▶ TASK TO COMPLETE:
Filter out everything except lines holding "ساختمان".

▶ EXTRACTED RECORDS:
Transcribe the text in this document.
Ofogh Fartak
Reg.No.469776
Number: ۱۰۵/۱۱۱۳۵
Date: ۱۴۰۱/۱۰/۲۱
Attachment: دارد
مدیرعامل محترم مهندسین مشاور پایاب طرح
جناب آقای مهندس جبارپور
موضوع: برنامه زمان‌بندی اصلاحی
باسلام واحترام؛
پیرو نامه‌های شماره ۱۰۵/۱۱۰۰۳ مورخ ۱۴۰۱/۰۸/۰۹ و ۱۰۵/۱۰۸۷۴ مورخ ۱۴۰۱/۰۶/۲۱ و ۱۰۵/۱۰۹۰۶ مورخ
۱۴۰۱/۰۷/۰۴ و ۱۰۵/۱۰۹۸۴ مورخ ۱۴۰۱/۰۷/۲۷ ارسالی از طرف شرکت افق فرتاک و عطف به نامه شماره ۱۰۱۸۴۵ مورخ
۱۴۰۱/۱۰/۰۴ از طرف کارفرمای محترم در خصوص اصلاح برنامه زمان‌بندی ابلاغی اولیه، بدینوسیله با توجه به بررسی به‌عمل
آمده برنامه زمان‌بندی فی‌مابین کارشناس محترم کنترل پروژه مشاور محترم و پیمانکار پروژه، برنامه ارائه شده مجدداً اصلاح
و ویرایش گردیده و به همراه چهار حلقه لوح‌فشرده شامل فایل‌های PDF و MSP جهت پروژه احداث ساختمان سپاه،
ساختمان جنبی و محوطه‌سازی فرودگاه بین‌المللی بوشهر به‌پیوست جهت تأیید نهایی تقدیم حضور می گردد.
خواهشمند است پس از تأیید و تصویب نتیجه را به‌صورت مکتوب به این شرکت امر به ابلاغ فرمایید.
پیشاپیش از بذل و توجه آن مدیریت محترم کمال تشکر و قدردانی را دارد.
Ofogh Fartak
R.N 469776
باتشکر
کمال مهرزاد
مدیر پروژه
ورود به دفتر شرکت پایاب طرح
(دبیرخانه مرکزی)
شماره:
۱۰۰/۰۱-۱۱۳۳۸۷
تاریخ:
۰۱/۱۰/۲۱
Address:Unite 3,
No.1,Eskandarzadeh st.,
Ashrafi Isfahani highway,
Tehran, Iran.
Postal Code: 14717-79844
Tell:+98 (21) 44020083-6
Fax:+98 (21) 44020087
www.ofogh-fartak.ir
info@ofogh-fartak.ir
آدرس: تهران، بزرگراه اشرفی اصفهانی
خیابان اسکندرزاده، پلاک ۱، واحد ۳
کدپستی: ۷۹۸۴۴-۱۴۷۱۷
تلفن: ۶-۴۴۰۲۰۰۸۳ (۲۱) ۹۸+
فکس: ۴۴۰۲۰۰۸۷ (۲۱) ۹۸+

---

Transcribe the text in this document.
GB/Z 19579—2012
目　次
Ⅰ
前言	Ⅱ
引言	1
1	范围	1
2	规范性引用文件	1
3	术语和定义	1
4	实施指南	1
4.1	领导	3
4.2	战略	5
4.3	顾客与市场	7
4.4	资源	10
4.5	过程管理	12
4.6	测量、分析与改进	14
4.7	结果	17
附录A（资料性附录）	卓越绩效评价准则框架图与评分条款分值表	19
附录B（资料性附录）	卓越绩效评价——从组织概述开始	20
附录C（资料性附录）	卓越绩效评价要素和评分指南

==

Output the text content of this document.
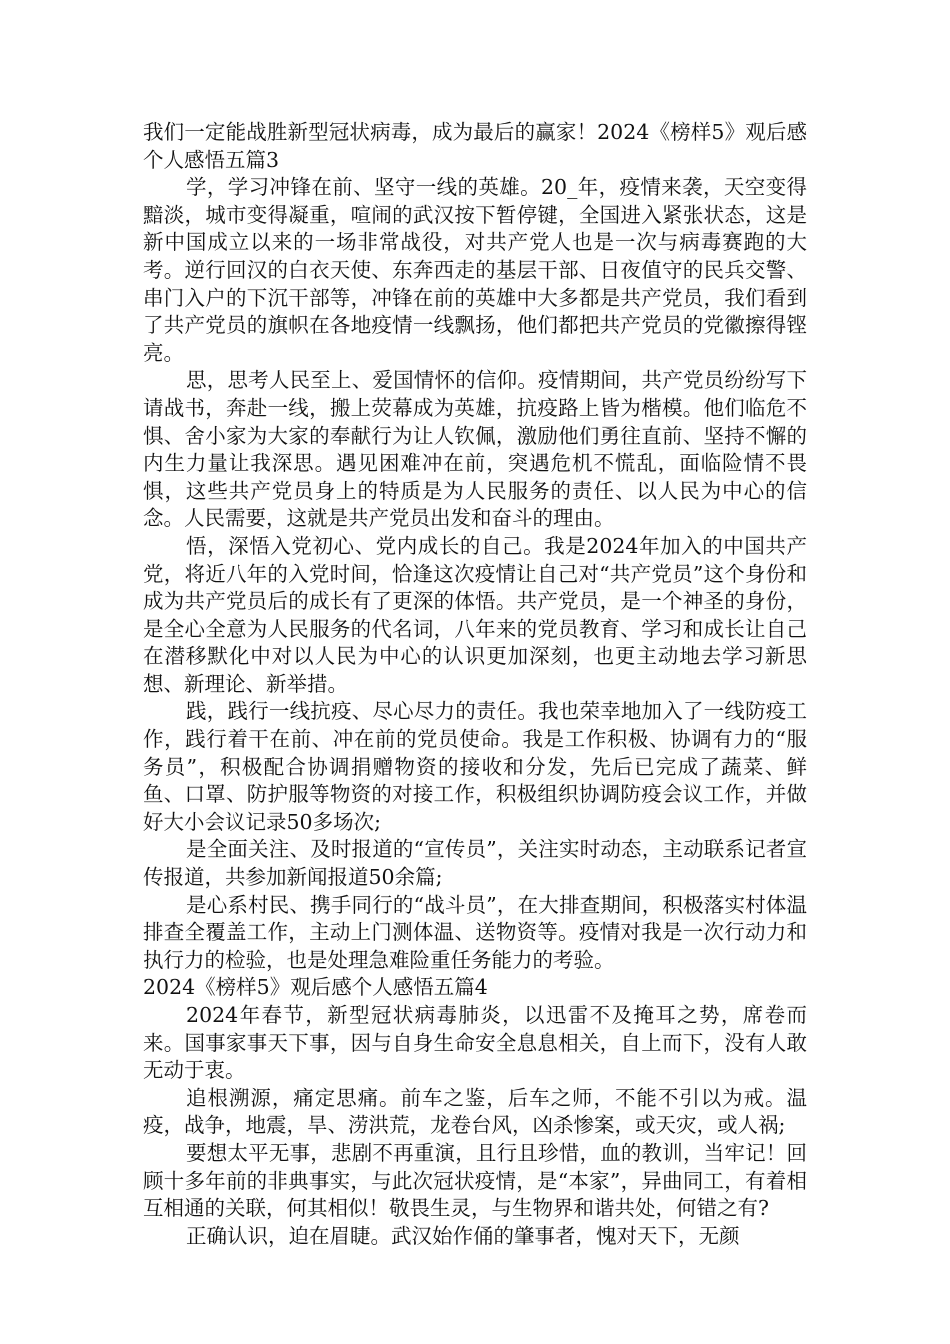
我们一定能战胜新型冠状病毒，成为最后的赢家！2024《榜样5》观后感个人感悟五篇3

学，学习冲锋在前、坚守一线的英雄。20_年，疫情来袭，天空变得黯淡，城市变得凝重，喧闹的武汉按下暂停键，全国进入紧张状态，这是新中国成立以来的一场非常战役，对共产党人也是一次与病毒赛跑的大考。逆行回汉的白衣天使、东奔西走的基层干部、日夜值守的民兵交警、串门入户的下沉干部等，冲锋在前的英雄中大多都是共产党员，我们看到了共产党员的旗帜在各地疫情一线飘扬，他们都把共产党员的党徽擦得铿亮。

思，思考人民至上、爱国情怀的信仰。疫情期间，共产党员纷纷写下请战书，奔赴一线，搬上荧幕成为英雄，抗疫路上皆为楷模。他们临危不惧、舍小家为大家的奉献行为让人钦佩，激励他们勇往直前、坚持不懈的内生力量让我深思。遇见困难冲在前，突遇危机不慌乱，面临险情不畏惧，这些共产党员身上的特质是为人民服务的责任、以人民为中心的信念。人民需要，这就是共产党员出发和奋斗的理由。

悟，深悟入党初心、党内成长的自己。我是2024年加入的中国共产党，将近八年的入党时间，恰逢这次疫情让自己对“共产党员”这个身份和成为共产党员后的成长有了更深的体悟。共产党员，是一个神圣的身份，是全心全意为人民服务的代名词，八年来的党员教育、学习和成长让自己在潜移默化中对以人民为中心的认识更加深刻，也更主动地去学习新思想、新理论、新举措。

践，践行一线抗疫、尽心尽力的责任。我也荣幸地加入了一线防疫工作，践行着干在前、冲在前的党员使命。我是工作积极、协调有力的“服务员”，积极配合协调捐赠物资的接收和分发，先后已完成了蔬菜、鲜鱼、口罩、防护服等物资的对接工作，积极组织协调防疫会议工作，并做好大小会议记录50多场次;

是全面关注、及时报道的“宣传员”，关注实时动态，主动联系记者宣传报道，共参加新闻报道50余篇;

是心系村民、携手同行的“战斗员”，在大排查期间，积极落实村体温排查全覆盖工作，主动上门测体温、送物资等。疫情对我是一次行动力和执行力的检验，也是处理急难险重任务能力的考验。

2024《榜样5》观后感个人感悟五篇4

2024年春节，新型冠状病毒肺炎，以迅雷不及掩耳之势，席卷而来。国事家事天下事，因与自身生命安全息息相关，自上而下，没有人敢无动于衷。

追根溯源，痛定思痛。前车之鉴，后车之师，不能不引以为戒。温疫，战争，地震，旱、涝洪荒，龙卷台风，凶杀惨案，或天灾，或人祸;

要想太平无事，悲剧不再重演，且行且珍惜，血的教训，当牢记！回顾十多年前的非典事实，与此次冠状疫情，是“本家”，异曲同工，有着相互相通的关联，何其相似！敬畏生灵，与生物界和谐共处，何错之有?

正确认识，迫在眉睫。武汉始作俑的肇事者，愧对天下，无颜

▶ WRITTEN REPLY:
و ویرایش گردیده و به همراه چهار حلقه لوح‌فشرده شامل فایل‌های PDF و MSP جهت پروژه احداث ساختمان سپاه،
ساختمان جنبی و محوطه‌سازی فرودگاه بین‌المللی بوشهر به‌پیوست جهت تأیید نهایی تقدیم حضور می گردد.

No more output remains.